* begin *

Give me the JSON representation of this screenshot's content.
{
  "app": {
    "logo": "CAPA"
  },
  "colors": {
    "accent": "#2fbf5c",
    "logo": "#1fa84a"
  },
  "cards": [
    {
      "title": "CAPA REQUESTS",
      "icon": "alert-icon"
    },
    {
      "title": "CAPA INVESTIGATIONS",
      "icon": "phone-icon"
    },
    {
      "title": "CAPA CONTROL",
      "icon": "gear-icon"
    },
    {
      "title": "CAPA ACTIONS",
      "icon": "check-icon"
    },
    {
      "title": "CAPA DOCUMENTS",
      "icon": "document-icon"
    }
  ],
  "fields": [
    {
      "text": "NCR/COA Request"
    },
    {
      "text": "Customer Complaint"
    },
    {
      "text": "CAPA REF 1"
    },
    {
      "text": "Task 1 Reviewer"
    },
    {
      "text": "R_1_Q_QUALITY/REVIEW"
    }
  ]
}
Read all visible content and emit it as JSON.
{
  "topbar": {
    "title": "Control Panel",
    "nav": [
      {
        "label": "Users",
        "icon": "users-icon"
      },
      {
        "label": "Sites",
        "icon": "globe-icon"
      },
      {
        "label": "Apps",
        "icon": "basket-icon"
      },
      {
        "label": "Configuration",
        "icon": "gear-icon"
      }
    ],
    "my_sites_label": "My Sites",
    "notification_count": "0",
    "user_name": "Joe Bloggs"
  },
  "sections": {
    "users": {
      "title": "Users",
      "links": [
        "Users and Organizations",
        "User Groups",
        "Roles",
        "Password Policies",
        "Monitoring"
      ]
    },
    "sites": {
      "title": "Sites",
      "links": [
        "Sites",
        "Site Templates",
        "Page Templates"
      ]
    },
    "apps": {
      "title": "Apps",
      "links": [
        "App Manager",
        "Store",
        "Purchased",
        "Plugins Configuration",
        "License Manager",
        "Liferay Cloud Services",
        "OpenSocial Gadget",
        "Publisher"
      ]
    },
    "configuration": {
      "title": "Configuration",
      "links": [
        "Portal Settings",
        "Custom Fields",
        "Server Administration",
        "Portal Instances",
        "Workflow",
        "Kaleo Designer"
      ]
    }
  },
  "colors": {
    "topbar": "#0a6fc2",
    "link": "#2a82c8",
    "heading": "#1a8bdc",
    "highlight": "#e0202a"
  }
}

* end *

WRITTEN EXERCISE: Each line that contains the string "icon" counts once; report how many such lines the entries have, giving only the number.

OUTPUT OF THE TASK: 9